What the exercise asks:
Say how many lines contain the word "ylabel". Only the number should be given.

Information given:
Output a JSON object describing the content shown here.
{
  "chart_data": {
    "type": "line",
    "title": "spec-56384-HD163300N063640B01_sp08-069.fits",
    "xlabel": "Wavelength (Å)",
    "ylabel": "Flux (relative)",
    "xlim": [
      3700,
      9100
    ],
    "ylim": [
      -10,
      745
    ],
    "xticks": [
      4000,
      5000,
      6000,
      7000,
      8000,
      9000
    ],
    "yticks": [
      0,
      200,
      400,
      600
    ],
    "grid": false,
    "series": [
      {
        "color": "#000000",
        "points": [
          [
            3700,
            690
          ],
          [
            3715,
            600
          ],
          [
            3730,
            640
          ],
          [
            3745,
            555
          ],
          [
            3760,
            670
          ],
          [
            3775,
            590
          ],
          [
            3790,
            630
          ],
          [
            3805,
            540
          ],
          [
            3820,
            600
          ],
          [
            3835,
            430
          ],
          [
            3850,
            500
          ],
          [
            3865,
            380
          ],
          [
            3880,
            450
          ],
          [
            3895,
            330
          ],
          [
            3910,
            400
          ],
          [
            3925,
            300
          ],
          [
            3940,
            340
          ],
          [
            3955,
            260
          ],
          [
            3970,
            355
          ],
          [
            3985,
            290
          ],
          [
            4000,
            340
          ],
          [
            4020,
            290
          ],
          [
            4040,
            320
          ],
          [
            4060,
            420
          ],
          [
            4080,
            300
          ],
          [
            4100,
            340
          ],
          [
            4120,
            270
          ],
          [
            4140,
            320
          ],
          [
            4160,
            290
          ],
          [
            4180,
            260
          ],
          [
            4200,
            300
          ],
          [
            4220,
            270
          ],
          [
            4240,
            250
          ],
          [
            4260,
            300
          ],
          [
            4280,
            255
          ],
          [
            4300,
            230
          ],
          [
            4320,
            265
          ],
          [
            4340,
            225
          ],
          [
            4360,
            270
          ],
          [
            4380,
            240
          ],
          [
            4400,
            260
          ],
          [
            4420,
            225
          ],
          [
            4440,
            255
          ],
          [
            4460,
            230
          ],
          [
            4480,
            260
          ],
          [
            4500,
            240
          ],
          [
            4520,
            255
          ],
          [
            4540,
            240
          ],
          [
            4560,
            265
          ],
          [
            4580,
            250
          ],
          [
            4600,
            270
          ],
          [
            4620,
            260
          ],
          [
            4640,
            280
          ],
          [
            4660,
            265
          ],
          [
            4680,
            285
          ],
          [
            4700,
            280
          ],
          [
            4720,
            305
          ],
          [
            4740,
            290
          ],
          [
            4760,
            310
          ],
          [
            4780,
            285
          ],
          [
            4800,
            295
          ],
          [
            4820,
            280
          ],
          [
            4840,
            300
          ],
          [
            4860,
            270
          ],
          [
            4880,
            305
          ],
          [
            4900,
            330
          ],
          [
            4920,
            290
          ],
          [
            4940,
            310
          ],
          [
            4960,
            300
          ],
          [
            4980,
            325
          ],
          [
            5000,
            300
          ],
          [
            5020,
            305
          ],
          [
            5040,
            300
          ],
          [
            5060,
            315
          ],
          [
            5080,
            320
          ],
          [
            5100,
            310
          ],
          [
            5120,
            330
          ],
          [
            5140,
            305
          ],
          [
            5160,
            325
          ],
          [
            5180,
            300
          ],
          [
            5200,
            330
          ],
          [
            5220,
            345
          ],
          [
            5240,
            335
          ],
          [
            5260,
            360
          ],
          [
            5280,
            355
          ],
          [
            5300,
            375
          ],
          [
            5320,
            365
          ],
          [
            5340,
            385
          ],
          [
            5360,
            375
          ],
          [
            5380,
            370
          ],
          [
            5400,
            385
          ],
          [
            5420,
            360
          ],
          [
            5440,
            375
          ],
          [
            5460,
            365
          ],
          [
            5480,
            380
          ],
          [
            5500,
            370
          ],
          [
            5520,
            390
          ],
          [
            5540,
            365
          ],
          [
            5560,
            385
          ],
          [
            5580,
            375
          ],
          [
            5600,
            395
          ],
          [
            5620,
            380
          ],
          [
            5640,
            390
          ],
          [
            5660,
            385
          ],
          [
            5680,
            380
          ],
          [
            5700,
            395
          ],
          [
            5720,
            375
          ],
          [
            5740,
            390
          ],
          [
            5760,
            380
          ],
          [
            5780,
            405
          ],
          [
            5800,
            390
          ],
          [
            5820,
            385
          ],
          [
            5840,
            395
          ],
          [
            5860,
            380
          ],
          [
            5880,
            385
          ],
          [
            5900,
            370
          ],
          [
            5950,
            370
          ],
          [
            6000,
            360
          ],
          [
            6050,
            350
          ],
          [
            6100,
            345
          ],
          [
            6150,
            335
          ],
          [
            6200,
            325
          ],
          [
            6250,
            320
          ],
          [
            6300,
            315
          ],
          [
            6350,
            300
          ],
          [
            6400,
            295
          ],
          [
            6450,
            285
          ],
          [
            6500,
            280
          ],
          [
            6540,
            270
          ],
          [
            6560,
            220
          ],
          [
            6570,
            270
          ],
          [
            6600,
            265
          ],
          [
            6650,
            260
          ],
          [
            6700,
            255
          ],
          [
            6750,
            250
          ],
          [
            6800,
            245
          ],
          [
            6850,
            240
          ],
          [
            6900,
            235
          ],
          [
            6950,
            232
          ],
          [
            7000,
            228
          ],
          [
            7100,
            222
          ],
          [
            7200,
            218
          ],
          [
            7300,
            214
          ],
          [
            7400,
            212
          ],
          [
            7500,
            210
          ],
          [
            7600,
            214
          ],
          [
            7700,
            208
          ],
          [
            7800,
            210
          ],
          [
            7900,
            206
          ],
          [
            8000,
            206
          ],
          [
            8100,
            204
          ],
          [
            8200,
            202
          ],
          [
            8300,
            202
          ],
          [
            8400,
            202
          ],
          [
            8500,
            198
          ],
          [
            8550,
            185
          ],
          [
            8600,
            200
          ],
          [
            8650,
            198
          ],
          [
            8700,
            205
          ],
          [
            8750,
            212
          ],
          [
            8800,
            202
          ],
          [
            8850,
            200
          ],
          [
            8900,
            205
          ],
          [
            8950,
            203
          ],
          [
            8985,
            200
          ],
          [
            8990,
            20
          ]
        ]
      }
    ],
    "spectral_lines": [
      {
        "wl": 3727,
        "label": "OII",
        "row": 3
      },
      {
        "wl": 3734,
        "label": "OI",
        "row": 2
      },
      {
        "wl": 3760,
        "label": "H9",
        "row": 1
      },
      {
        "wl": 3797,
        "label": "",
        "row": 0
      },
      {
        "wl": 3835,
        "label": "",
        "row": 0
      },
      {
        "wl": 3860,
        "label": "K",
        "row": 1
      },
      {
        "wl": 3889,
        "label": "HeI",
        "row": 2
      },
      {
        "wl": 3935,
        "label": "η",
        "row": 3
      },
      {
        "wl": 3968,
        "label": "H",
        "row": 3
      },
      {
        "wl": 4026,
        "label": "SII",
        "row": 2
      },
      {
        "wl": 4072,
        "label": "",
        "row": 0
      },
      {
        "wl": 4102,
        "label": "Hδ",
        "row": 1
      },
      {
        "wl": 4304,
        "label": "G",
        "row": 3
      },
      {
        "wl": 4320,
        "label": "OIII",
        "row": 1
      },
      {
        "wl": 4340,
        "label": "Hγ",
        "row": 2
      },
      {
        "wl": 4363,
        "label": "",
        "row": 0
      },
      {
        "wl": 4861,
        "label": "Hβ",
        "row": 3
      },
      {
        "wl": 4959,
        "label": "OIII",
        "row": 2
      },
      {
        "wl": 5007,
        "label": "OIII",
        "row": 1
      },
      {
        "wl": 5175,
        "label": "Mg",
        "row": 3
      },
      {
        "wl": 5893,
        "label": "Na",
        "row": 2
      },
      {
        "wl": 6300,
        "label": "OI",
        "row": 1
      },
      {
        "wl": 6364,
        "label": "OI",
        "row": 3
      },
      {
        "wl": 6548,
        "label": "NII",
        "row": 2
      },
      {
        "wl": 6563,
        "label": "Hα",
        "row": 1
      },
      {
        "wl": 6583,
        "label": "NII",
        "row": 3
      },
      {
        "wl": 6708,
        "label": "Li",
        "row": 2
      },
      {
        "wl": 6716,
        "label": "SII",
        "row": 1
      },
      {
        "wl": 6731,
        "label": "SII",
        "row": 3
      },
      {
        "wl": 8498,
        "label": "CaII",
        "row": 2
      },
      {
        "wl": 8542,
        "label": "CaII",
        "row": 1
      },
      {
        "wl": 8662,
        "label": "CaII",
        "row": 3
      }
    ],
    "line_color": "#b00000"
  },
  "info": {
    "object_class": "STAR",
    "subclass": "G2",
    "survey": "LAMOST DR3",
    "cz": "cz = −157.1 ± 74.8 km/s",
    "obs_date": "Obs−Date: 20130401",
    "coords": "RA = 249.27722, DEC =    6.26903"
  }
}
==
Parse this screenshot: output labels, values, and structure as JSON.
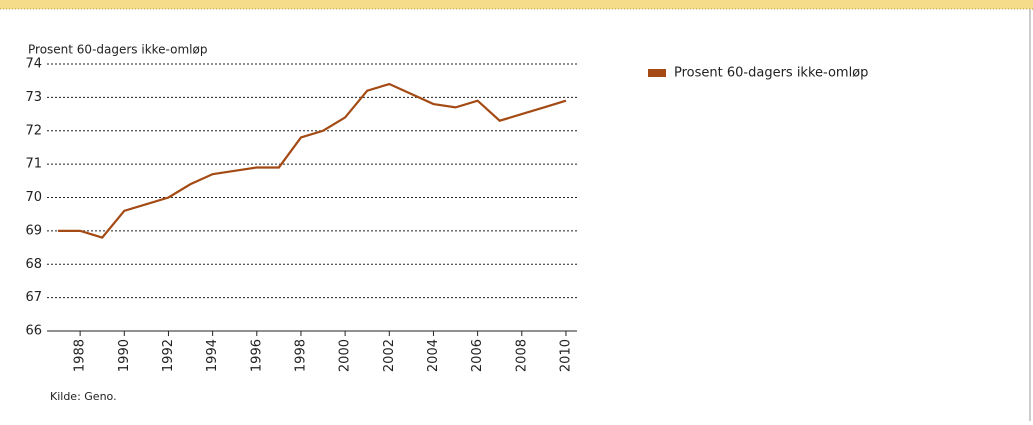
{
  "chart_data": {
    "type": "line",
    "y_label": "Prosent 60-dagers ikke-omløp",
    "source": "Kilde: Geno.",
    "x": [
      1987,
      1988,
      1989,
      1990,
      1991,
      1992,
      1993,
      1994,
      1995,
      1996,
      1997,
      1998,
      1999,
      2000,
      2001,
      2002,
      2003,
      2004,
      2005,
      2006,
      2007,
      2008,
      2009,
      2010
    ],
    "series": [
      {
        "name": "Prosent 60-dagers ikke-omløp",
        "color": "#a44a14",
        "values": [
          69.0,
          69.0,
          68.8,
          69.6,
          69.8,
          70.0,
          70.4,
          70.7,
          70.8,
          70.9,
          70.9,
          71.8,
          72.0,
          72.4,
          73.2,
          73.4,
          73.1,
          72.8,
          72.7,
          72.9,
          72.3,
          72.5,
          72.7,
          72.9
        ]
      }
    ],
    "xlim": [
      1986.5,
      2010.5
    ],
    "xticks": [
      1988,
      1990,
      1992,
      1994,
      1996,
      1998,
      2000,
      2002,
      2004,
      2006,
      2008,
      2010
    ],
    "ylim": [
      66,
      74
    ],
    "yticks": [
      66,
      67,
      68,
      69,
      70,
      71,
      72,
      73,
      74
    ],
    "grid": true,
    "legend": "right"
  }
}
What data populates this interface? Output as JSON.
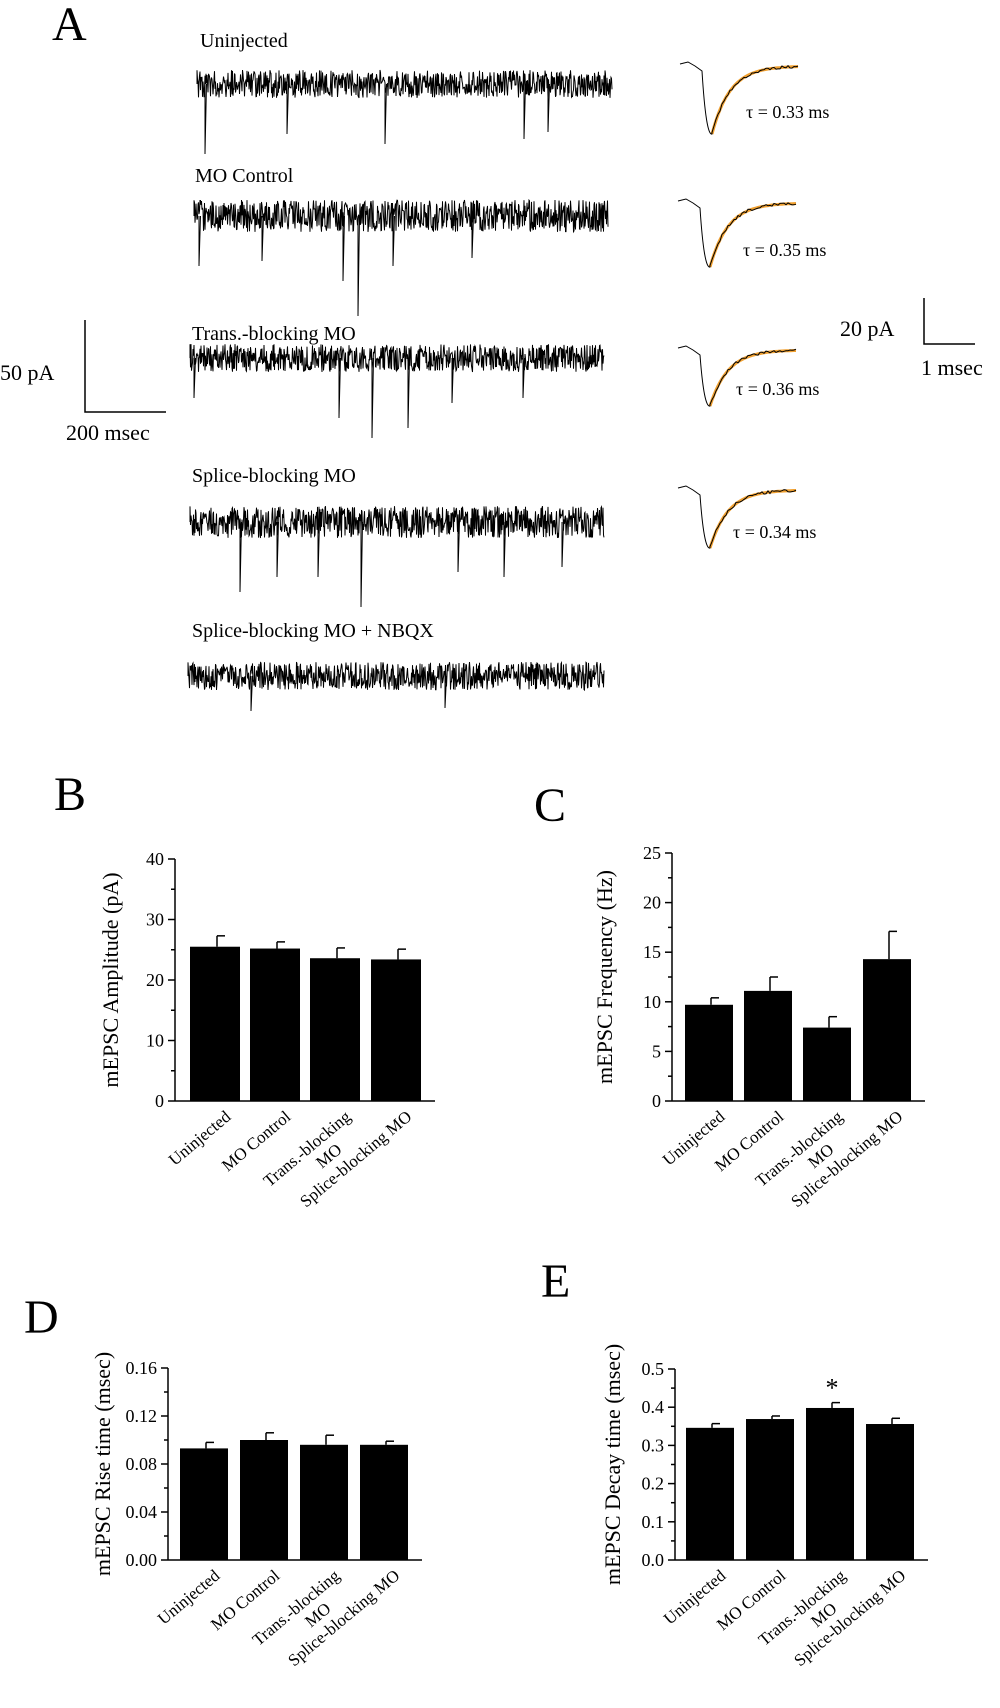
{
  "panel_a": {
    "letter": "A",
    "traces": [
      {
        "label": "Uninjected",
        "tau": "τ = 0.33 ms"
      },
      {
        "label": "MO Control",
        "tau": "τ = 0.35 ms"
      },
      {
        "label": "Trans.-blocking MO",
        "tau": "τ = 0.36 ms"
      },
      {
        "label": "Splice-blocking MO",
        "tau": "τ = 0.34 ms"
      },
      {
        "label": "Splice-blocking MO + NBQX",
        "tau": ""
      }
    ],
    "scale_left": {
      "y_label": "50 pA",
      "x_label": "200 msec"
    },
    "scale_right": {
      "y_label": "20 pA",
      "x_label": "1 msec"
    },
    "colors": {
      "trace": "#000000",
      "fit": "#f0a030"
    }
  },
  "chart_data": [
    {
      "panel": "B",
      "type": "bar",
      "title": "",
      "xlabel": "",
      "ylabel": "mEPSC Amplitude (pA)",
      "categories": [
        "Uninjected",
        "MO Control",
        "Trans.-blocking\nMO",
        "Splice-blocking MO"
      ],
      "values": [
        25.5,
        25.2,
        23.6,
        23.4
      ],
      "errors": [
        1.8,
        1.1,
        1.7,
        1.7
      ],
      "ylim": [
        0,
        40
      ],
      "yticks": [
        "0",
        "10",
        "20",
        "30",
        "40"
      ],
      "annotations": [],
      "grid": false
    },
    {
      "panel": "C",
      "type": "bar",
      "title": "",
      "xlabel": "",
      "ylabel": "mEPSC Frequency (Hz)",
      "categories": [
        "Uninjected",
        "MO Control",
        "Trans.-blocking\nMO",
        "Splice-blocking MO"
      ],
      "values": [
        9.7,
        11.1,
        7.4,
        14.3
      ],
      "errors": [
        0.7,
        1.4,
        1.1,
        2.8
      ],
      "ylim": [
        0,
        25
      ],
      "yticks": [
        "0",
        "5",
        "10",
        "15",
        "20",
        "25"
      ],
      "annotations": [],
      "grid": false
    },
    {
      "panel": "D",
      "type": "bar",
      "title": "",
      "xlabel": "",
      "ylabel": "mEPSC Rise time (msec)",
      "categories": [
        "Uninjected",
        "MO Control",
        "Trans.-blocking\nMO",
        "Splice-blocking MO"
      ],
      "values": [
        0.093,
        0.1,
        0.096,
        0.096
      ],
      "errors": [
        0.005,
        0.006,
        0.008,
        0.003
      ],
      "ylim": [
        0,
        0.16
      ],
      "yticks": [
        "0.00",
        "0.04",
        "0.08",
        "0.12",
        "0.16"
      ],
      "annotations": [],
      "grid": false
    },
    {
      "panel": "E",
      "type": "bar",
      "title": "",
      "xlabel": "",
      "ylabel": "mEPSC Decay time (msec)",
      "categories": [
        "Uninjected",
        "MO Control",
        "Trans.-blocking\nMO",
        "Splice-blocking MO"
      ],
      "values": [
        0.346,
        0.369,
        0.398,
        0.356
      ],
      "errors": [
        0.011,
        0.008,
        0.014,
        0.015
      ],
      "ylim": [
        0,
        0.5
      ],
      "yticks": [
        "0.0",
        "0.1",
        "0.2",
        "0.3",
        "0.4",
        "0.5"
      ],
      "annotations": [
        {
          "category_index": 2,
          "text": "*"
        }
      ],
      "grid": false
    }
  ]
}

The completed task:
5